Saved data entries
┏━━

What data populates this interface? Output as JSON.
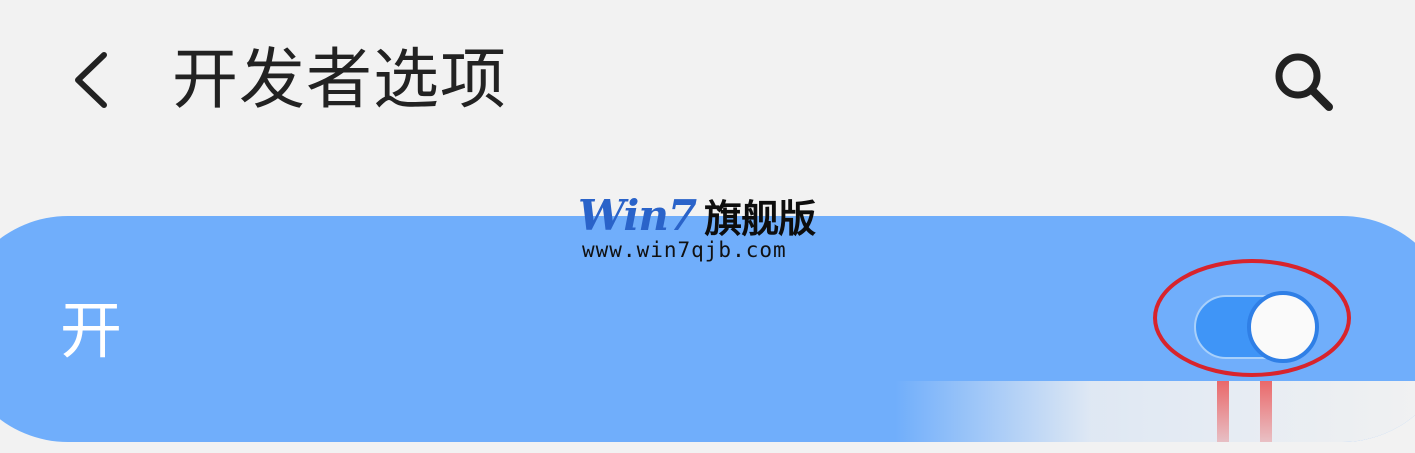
{
  "header": {
    "title": "开发者选项",
    "back_icon": "chevron-left-icon",
    "search_icon": "search-icon"
  },
  "watermark": {
    "brand": "Win7",
    "brand_cn": "旗舰版",
    "url": "www.win7qjb.com"
  },
  "master_switch": {
    "label": "开",
    "state": "on"
  },
  "colors": {
    "background": "#f2f2f2",
    "card": "#70aefb",
    "toggle_track": "#3f95f7",
    "toggle_thumb_border": "#2f7fe6",
    "highlight": "#d8242c",
    "title_text": "#222222"
  }
}
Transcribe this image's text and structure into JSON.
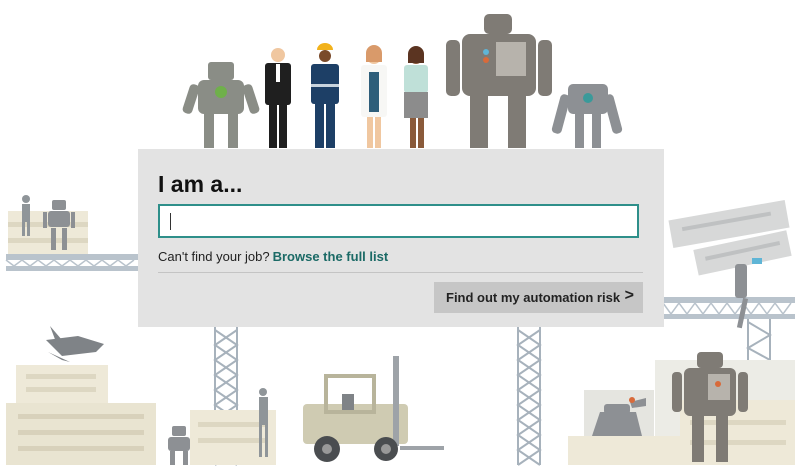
{
  "heading": "I am a...",
  "search": {
    "value": "",
    "placeholder": ""
  },
  "help": {
    "text": "Can't find your job?",
    "link_label": "Browse the full list"
  },
  "cta": {
    "label": "Find out my automation risk",
    "icon": "chevron-right-icon"
  },
  "colors": {
    "accent": "#2e8f8a",
    "link": "#1b6a66",
    "card_bg": "#e3e3e3",
    "button_bg": "#c6c6c6"
  }
}
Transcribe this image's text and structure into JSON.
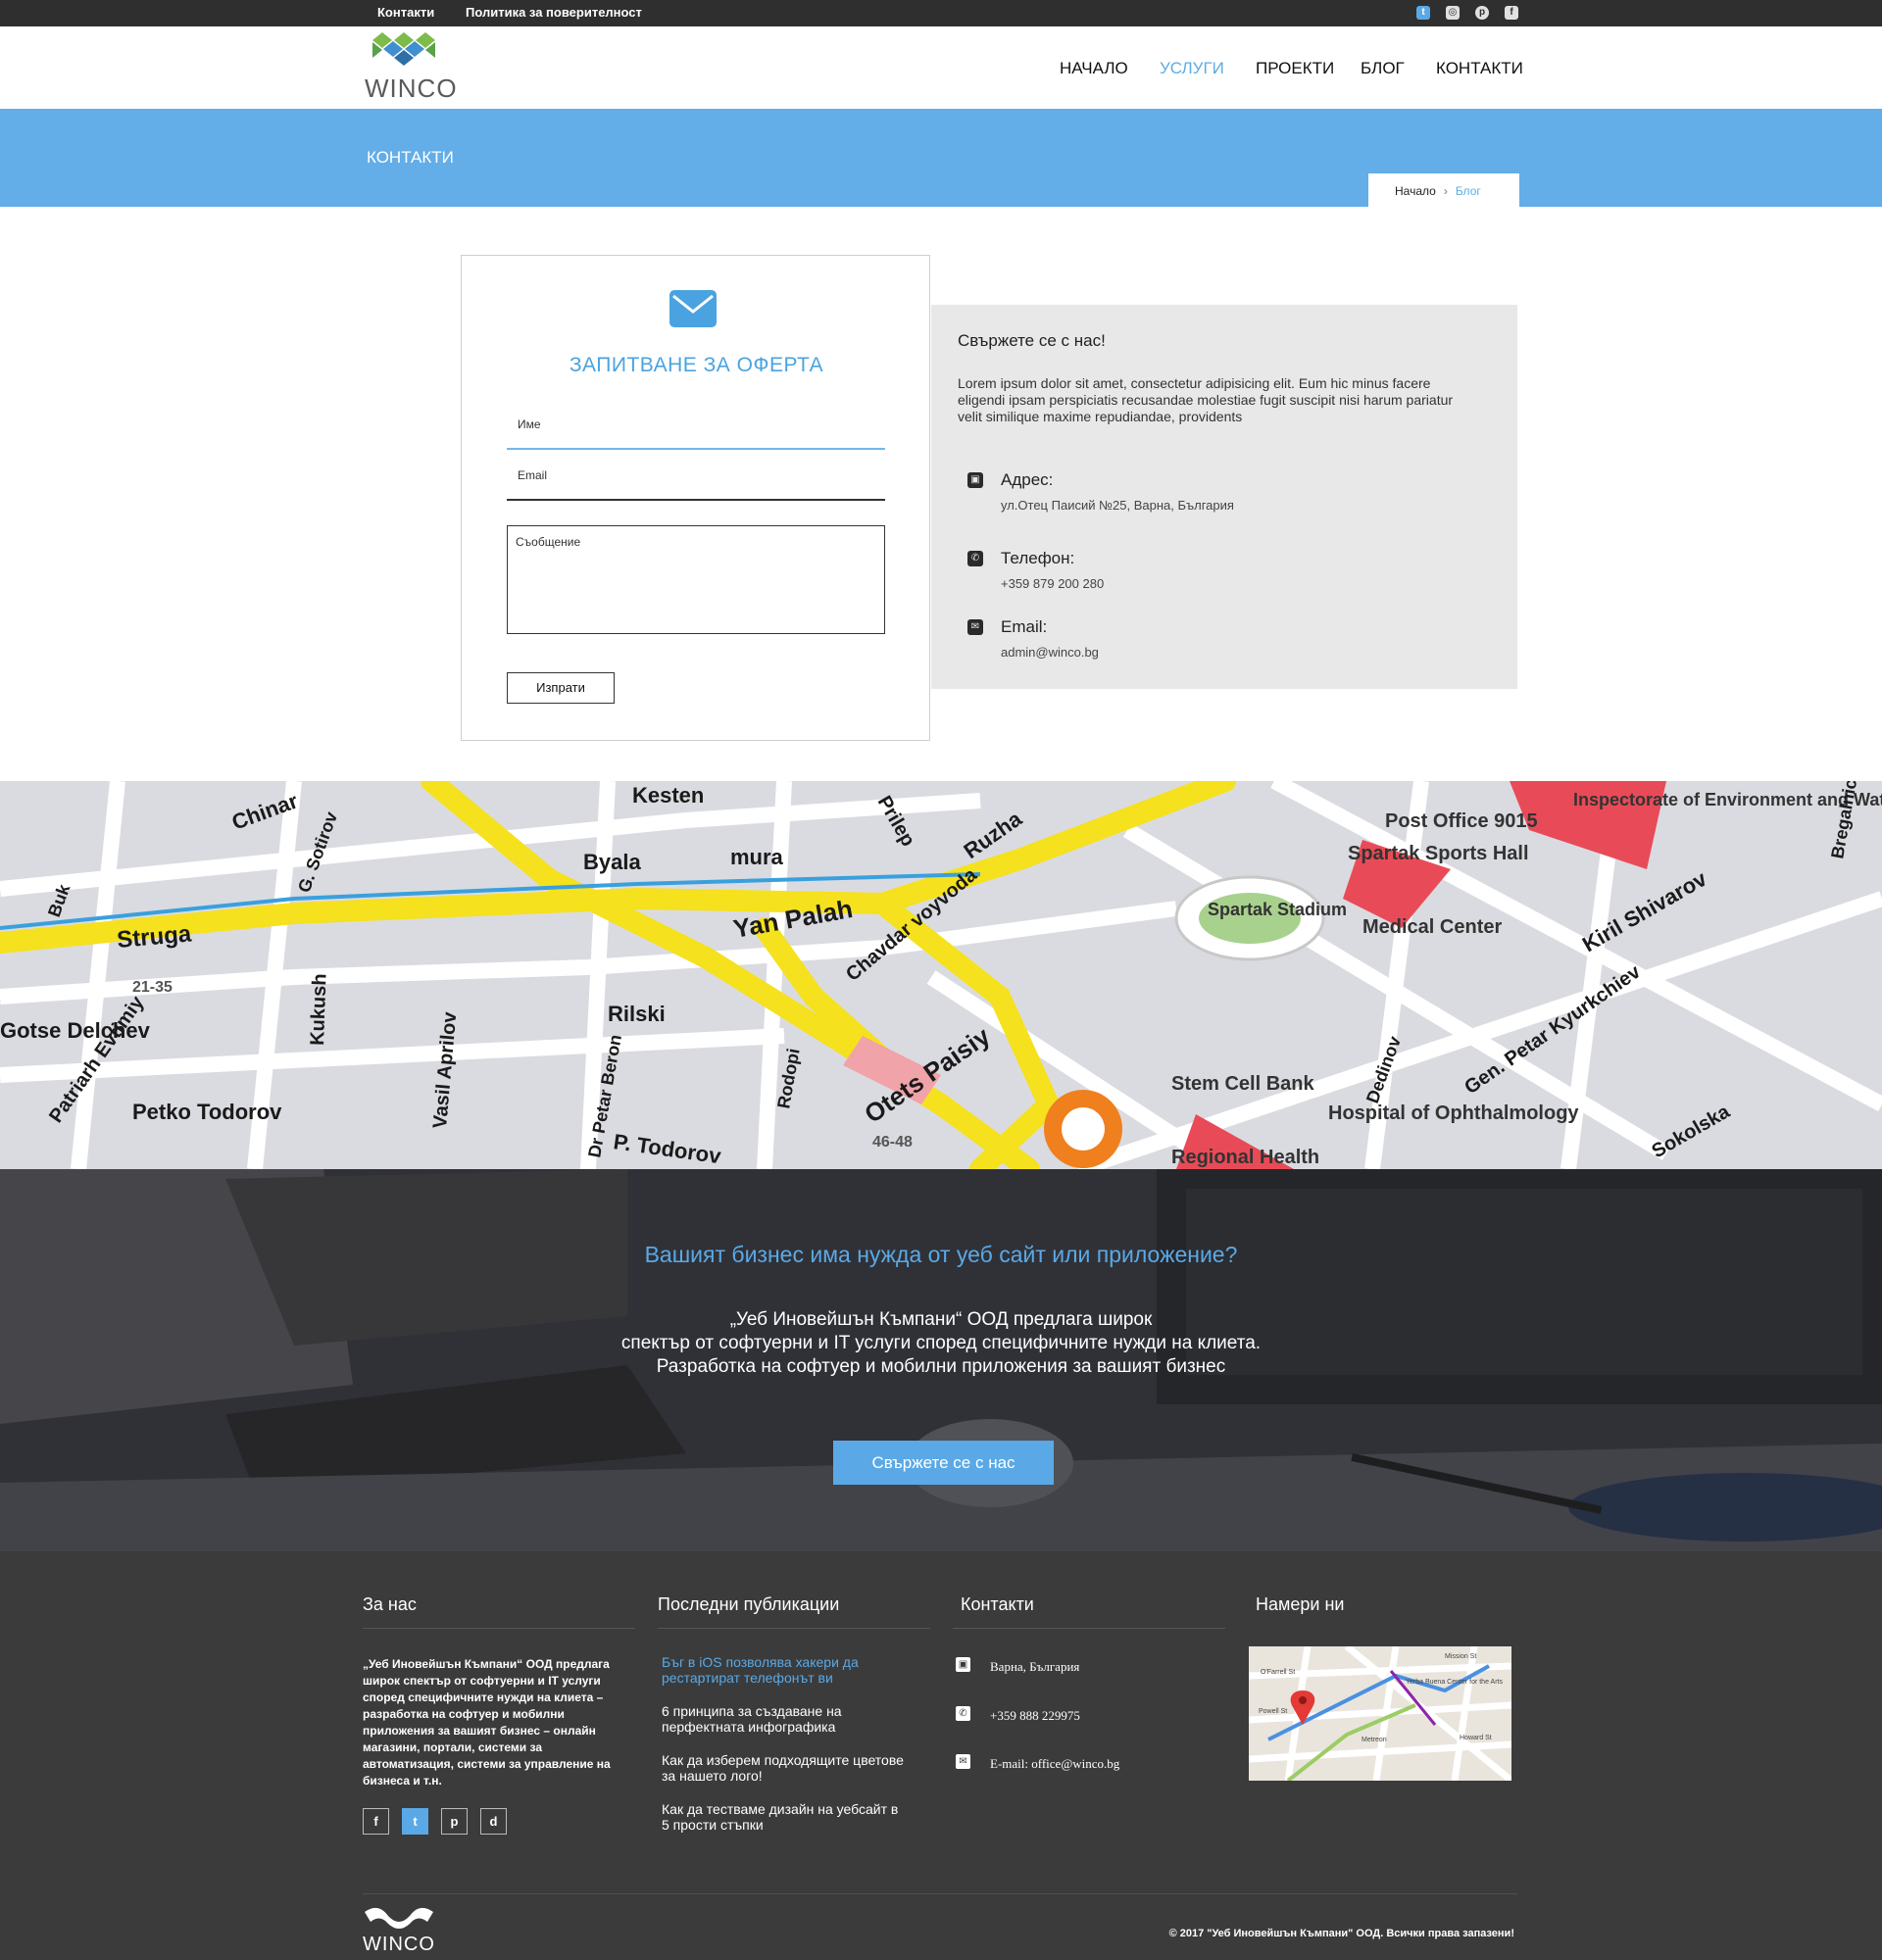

┗━━

Can you retype every record above exactly, leaving out the pictures?

What data populates this interface? Output as JSON.
{
  "header": {
    "title": "开发者选项",
    "back_icon": "chevron-left-icon",
    "search_icon": "search-icon"
  },
  "watermark": {
    "brand": "Win7",
    "brand_cn": "旗舰版",
    "url": "www.win7qjb.com"
  },
  "master_switch": {
    "label": "开",
    "state": "on"
  },
  "colors": {
    "background": "#f2f2f2",
    "card": "#70aefb",
    "toggle_track": "#3f95f7",
    "toggle_thumb_border": "#2f7fe6",
    "highlight": "#d8242c",
    "title_text": "#222222"
  }
}
Transcribe this image's text and structure into JSON.
{
  "heading": "I am a...",
  "search": {
    "value": "",
    "placeholder": ""
  },
  "help": {
    "text": "Can't find your job?",
    "link_label": "Browse the full list"
  },
  "cta": {
    "label": "Find out my automation risk",
    "icon": "chevron-right-icon"
  },
  "colors": {
    "accent": "#2e8f8a",
    "link": "#1b6a66",
    "card_bg": "#e3e3e3",
    "button_bg": "#c6c6c6"
  }
}
Transcribe this image's text and structure into JSON.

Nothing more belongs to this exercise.